◆ GOAL: Only the number is wanted: count the lines in the data with "JSON" in them.

>> begin

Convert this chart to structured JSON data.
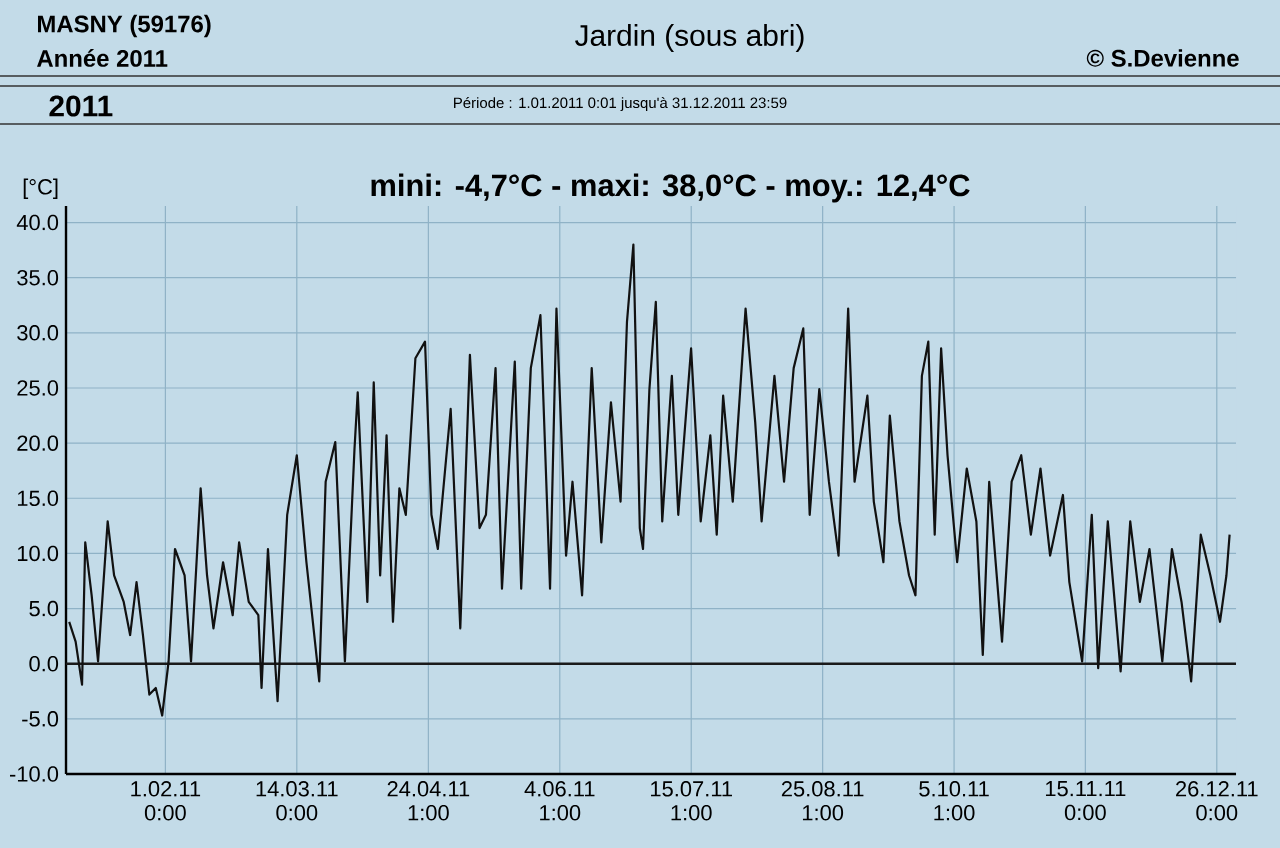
{
  "chart_data": {
    "type": "line",
    "title": "Jardin (sous abri)",
    "subtitle": "Période :  1.01.2011   0:01   jusqu'à  31.12.2011   23:59",
    "ylabel": "[°C]",
    "annotations": [
      "MASNY (59176)",
      "Année  2011",
      "© S.Devienne",
      "2011",
      "mini: -4,7°C - maxi: 38,0°C - moy.: 12,4°C"
    ],
    "series": [
      {
        "color": "#111111",
        "x": [
          "2011-01-02",
          "2011-01-04",
          "2011-01-06",
          "2011-01-07",
          "2011-01-09",
          "2011-01-11",
          "2011-01-14",
          "2011-01-16",
          "2011-01-19",
          "2011-01-21",
          "2011-01-23",
          "2011-01-25",
          "2011-01-27",
          "2011-01-29",
          "2011-01-31",
          "2011-02-02",
          "2011-02-04",
          "2011-02-07",
          "2011-02-09",
          "2011-02-12",
          "2011-02-14",
          "2011-02-16",
          "2011-02-19",
          "2011-02-22",
          "2011-02-24",
          "2011-02-27",
          "2011-03-02",
          "2011-03-03",
          "2011-03-05",
          "2011-03-08",
          "2011-03-11",
          "2011-03-14",
          "2011-03-17",
          "2011-03-21",
          "2011-03-23",
          "2011-03-26",
          "2011-03-29",
          "2011-04-01",
          "2011-04-02",
          "2011-04-05",
          "2011-04-07",
          "2011-04-09",
          "2011-04-11",
          "2011-04-13",
          "2011-04-15",
          "2011-04-17",
          "2011-04-20",
          "2011-04-23",
          "2011-04-25",
          "2011-04-27",
          "2011-05-01",
          "2011-05-04",
          "2011-05-07",
          "2011-05-10",
          "2011-05-12",
          "2011-05-15",
          "2011-05-17",
          "2011-05-21",
          "2011-05-23",
          "2011-05-26",
          "2011-05-29",
          "2011-06-01",
          "2011-06-03",
          "2011-06-06",
          "2011-06-08",
          "2011-06-11",
          "2011-06-14",
          "2011-06-17",
          "2011-06-20",
          "2011-06-23",
          "2011-06-25",
          "2011-06-27",
          "2011-06-29",
          "2011-06-30",
          "2011-07-02",
          "2011-07-04",
          "2011-07-06",
          "2011-07-09",
          "2011-07-11",
          "2011-07-15",
          "2011-07-18",
          "2011-07-21",
          "2011-07-23",
          "2011-07-25",
          "2011-07-28",
          "2011-08-01",
          "2011-08-04",
          "2011-08-06",
          "2011-08-10",
          "2011-08-13",
          "2011-08-16",
          "2011-08-19",
          "2011-08-21",
          "2011-08-24",
          "2011-08-27",
          "2011-08-30",
          "2011-09-02",
          "2011-09-04",
          "2011-09-08",
          "2011-09-10",
          "2011-09-13",
          "2011-09-15",
          "2011-09-18",
          "2011-09-21",
          "2011-09-23",
          "2011-09-25",
          "2011-09-27",
          "2011-09-29",
          "2011-10-01",
          "2011-10-03",
          "2011-10-06",
          "2011-10-09",
          "2011-10-12",
          "2011-10-14",
          "2011-10-16",
          "2011-10-20",
          "2011-10-23",
          "2011-10-26",
          "2011-10-29",
          "2011-11-01",
          "2011-11-04",
          "2011-11-08",
          "2011-11-10",
          "2011-11-14",
          "2011-11-17",
          "2011-11-19",
          "2011-11-22",
          "2011-11-26",
          "2011-11-29",
          "2011-12-02",
          "2011-12-05",
          "2011-12-09",
          "2011-12-12",
          "2011-12-15",
          "2011-12-18",
          "2011-12-21",
          "2011-12-24",
          "2011-12-27",
          "2011-12-29",
          "2011-12-30"
        ],
        "values": [
          3.8,
          2.0,
          -1.9,
          11,
          6.2,
          0.2,
          12.9,
          8,
          5.6,
          2.6,
          7.4,
          2.6,
          -2.8,
          -2.2,
          -4.7,
          0.2,
          10.4,
          8,
          0.2,
          15.9,
          8,
          3.2,
          9.2,
          4.4,
          11,
          5.6,
          4.4,
          -2.2,
          10.4,
          -3.4,
          13.5,
          18.9,
          9.2,
          -1.6,
          16.5,
          20.1,
          0.2,
          19.5,
          24.6,
          5.6,
          25.5,
          8,
          20.7,
          3.8,
          15.9,
          13.5,
          27.7,
          29.2,
          13.5,
          10.4,
          23.1,
          3.2,
          28,
          12.3,
          13.5,
          26.8,
          6.8,
          27.4,
          6.8,
          26.8,
          31.6,
          6.8,
          32.2,
          9.8,
          16.5,
          6.2,
          26.8,
          11,
          23.7,
          14.7,
          31,
          38.0,
          12.3,
          10.4,
          24.9,
          32.8,
          12.9,
          26.1,
          13.5,
          28.6,
          12.9,
          20.7,
          11.7,
          24.3,
          14.7,
          32.2,
          21.9,
          12.9,
          26.1,
          16.5,
          26.8,
          30.4,
          13.5,
          24.9,
          16.5,
          9.8,
          32.2,
          16.5,
          24.3,
          14.7,
          9.2,
          22.5,
          12.9,
          8,
          6.2,
          26.1,
          29.2,
          11.7,
          28.6,
          18.9,
          9.2,
          17.7,
          12.9,
          0.8,
          16.5,
          2,
          16.5,
          18.9,
          11.7,
          17.7,
          9.8,
          15.3,
          7.4,
          0.2,
          13.5,
          -0.4,
          12.9,
          -0.7,
          12.9,
          5.6,
          10.4,
          0.2,
          10.4,
          5.6,
          -1.6,
          11.7,
          8,
          3.8,
          8,
          11.7
        ]
      }
    ],
    "xlim": [
      "2011-01-01T00:00",
      "2012-01-01T00:00"
    ],
    "ylim": [
      -10,
      41.5
    ],
    "xticks": [
      {
        "value": "2011-02-01T00:00",
        "label": "1.02.11 0:00"
      },
      {
        "value": "2011-03-14T00:00",
        "label": "14.03.11 0:00"
      },
      {
        "value": "2011-04-24T01:00",
        "label": "24.04.11 1:00"
      },
      {
        "value": "2011-06-04T01:00",
        "label": "4.06.11 1:00"
      },
      {
        "value": "2011-07-15T01:00",
        "label": "15.07.11 1:00"
      },
      {
        "value": "2011-08-25T01:00",
        "label": "25.08.11 1:00"
      },
      {
        "value": "2011-10-05T01:00",
        "label": "5.10.11 1:00"
      },
      {
        "value": "2011-11-15T00:00",
        "label": "15.11.11 0:00"
      },
      {
        "value": "2011-12-26T00:00",
        "label": "26.12.11 0:00"
      }
    ],
    "yticks": [
      {
        "value": -10,
        "label": "-10.0"
      },
      {
        "value": -5,
        "label": "-5.0"
      },
      {
        "value": 0,
        "label": "0.0"
      },
      {
        "value": 5,
        "label": "5.0"
      },
      {
        "value": 10,
        "label": "10.0"
      },
      {
        "value": 15,
        "label": "15.0"
      },
      {
        "value": 20,
        "label": "20.0"
      },
      {
        "value": 25,
        "label": "25.0"
      },
      {
        "value": 30,
        "label": "30.0"
      },
      {
        "value": 35,
        "label": "35.0"
      },
      {
        "value": 40,
        "label": "40.0"
      }
    ],
    "grid": true,
    "ref_lines": [
      {
        "axis": "y",
        "value": 0,
        "color": "#1a1a1a"
      }
    ]
  }
}
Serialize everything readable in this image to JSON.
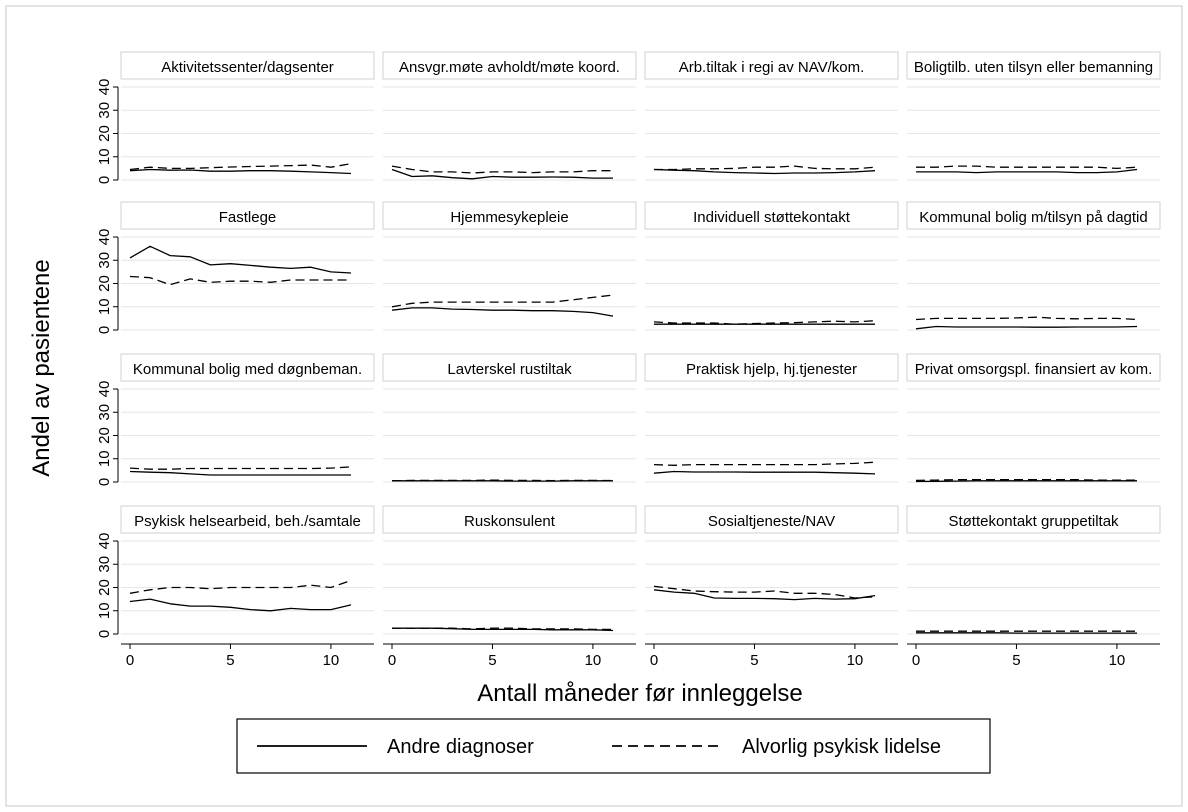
{
  "chart_data": {
    "type": "line",
    "ylabel": "Andel av pasientene",
    "xlabel": "Antall måneder før innleggelse",
    "x": [
      0,
      1,
      2,
      3,
      4,
      5,
      6,
      7,
      8,
      9,
      10,
      11
    ],
    "xticks": [
      0,
      5,
      10
    ],
    "yticks": [
      0,
      10,
      20,
      30,
      40
    ],
    "xlim": [
      0,
      11
    ],
    "ylim": [
      0,
      40
    ],
    "grid": true,
    "legend": {
      "placement": "bottom",
      "entries": [
        {
          "label": "Andre diagnoser",
          "style": "solid"
        },
        {
          "label": "Alvorlig psykisk lidelse",
          "style": "dashed"
        }
      ]
    },
    "panels": [
      {
        "title": "Aktivitetssenter/dagsenter",
        "series": [
          {
            "style": "solid",
            "values": [
              4,
              4.5,
              4.2,
              4.3,
              3.8,
              3.8,
              4,
              4,
              3.8,
              3.5,
              3.2,
              2.8
            ]
          },
          {
            "style": "dashed",
            "values": [
              4.5,
              5.5,
              5,
              5,
              5.3,
              5.6,
              5.8,
              6,
              6.2,
              6.4,
              5.5,
              7
            ]
          }
        ]
      },
      {
        "title": "Ansvgr.møte avholdt/møte koord.",
        "series": [
          {
            "style": "solid",
            "values": [
              4.5,
              1.5,
              1.8,
              1,
              0.5,
              1.5,
              1.2,
              1.2,
              1.3,
              1.2,
              0.8,
              0.8
            ]
          },
          {
            "style": "dashed",
            "values": [
              6,
              4.5,
              3.5,
              3.5,
              3,
              3.5,
              3.5,
              3.2,
              3.5,
              3.5,
              4,
              4
            ]
          }
        ]
      },
      {
        "title": "Arb.tiltak i regi av NAV/kom.",
        "series": [
          {
            "style": "solid",
            "values": [
              4.5,
              4.2,
              4,
              3.5,
              3.2,
              3,
              2.8,
              3,
              3,
              3.2,
              3.5,
              4
            ]
          },
          {
            "style": "dashed",
            "values": [
              4.5,
              4.5,
              4.8,
              4.8,
              5,
              5.5,
              5.5,
              6,
              5,
              4.8,
              4.8,
              5.5
            ]
          }
        ]
      },
      {
        "title": "Boligtilb. uten tilsyn eller bemanning",
        "series": [
          {
            "style": "solid",
            "values": [
              3.5,
              3.5,
              3.5,
              3.2,
              3.5,
              3.5,
              3.5,
              3.5,
              3.2,
              3.2,
              3.5,
              4.5
            ]
          },
          {
            "style": "dashed",
            "values": [
              5.5,
              5.5,
              6,
              6,
              5.5,
              5.5,
              5.5,
              5.5,
              5.5,
              5.5,
              5,
              5.5
            ]
          }
        ]
      },
      {
        "title": "Fastlege",
        "series": [
          {
            "style": "solid",
            "values": [
              31,
              36,
              32,
              31.5,
              28,
              28.5,
              27.8,
              27,
              26.5,
              27,
              25,
              24.5
            ]
          },
          {
            "style": "dashed",
            "values": [
              23,
              22.5,
              19.5,
              22,
              20.5,
              21,
              21,
              20.5,
              21.5,
              21.5,
              21.5,
              21.5
            ]
          }
        ]
      },
      {
        "title": "Hjemmesykepleie",
        "series": [
          {
            "style": "solid",
            "values": [
              8.5,
              9.5,
              9.5,
              9,
              8.8,
              8.5,
              8.5,
              8.3,
              8.3,
              8,
              7.5,
              6
            ]
          },
          {
            "style": "dashed",
            "values": [
              10,
              11.5,
              12,
              12,
              12,
              12,
              12,
              12,
              12,
              13,
              14,
              15
            ]
          }
        ]
      },
      {
        "title": "Individuell støttekontakt",
        "series": [
          {
            "style": "solid",
            "values": [
              2.5,
              2.5,
              2.5,
              2.5,
              2.5,
              2.5,
              2.5,
              2.5,
              2.5,
              2.5,
              2.5,
              2.5
            ]
          },
          {
            "style": "dashed",
            "values": [
              3.5,
              3,
              3,
              3,
              2.5,
              2.8,
              3,
              3.2,
              3.5,
              3.8,
              3.5,
              4
            ]
          }
        ]
      },
      {
        "title": "Kommunal bolig m/tilsyn på dagtid",
        "series": [
          {
            "style": "solid",
            "values": [
              0.5,
              1.5,
              1.3,
              1.3,
              1.3,
              1.3,
              1.2,
              1.2,
              1.3,
              1.3,
              1.3,
              1.5
            ]
          },
          {
            "style": "dashed",
            "values": [
              4.5,
              5,
              5,
              5,
              5,
              5.2,
              5.5,
              5,
              4.8,
              5,
              5,
              4.5
            ]
          }
        ]
      },
      {
        "title": "Kommunal bolig med døgnbeman.",
        "series": [
          {
            "style": "solid",
            "values": [
              4.5,
              4.2,
              4,
              3.5,
              3,
              3,
              3,
              3,
              3,
              3,
              3,
              3
            ]
          },
          {
            "style": "dashed",
            "values": [
              6,
              5.5,
              5.5,
              5.8,
              5.8,
              5.8,
              5.8,
              5.8,
              5.8,
              5.8,
              6,
              6.5
            ]
          }
        ]
      },
      {
        "title": "Lavterskel rustiltak",
        "series": [
          {
            "style": "solid",
            "values": [
              0.5,
              0.5,
              0.5,
              0.5,
              0.5,
              0.5,
              0.4,
              0.4,
              0.4,
              0.5,
              0.5,
              0.5
            ]
          },
          {
            "style": "dashed",
            "values": [
              0.5,
              0.7,
              0.7,
              0.7,
              0.7,
              0.8,
              0.7,
              0.7,
              0.6,
              0.7,
              0.7,
              0.6
            ]
          }
        ]
      },
      {
        "title": "Praktisk hjelp, hj.tjenester",
        "series": [
          {
            "style": "solid",
            "values": [
              3.8,
              4.5,
              4.3,
              4.3,
              4.3,
              4.2,
              4.2,
              4.2,
              4.2,
              4,
              3.8,
              3.5
            ]
          },
          {
            "style": "dashed",
            "values": [
              7.5,
              7.2,
              7.5,
              7.5,
              7.5,
              7.5,
              7.5,
              7.5,
              7.5,
              7.8,
              8,
              8.5
            ]
          }
        ]
      },
      {
        "title": "Privat omsorgspl. finansiert av kom.",
        "series": [
          {
            "style": "solid",
            "values": [
              0.2,
              0.3,
              0.4,
              0.5,
              0.5,
              0.5,
              0.5,
              0.5,
              0.5,
              0.5,
              0.5,
              0.5
            ]
          },
          {
            "style": "dashed",
            "values": [
              0.7,
              0.8,
              1,
              1,
              1,
              1,
              1,
              1,
              1,
              0.8,
              0.8,
              0.8
            ]
          }
        ]
      },
      {
        "title": "Psykisk helsearbeid, beh./samtale",
        "series": [
          {
            "style": "solid",
            "values": [
              14,
              15,
              13,
              12,
              12,
              11.5,
              10.5,
              10,
              11,
              10.5,
              10.5,
              12.5
            ]
          },
          {
            "style": "dashed",
            "values": [
              17.5,
              19,
              20,
              20,
              19.5,
              20,
              20,
              20,
              20,
              21,
              20,
              23
            ]
          }
        ]
      },
      {
        "title": "Ruskonsulent",
        "series": [
          {
            "style": "solid",
            "values": [
              2.5,
              2.5,
              2.5,
              2.3,
              2,
              2,
              2,
              2,
              1.8,
              1.8,
              1.8,
              1.5
            ]
          },
          {
            "style": "dashed",
            "values": [
              2.5,
              2.5,
              2.5,
              2.5,
              2.2,
              2.5,
              2.5,
              2.2,
              2.2,
              2.2,
              2,
              2
            ]
          }
        ]
      },
      {
        "title": "Sosialtjeneste/NAV",
        "series": [
          {
            "style": "solid",
            "values": [
              19,
              18,
              17.5,
              15.5,
              15.3,
              15.3,
              15.2,
              14.8,
              15.3,
              15,
              15.2,
              16.5
            ]
          },
          {
            "style": "dashed",
            "values": [
              20.5,
              19.5,
              18.5,
              18.2,
              18,
              18,
              18.5,
              17.5,
              17.5,
              17,
              15.5,
              16
            ]
          }
        ]
      },
      {
        "title": "Støttekontakt gruppetiltak",
        "series": [
          {
            "style": "solid",
            "values": [
              0.5,
              0.5,
              0.5,
              0.5,
              0.5,
              0.4,
              0.4,
              0.4,
              0.4,
              0.4,
              0.4,
              0.4
            ]
          },
          {
            "style": "dashed",
            "values": [
              1.2,
              1.2,
              1.2,
              1.2,
              1.2,
              1.2,
              1.2,
              1.2,
              1.2,
              1.2,
              1.2,
              1.2
            ]
          }
        ]
      }
    ]
  }
}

>> end

◆ EXPECTED ANSWER: 2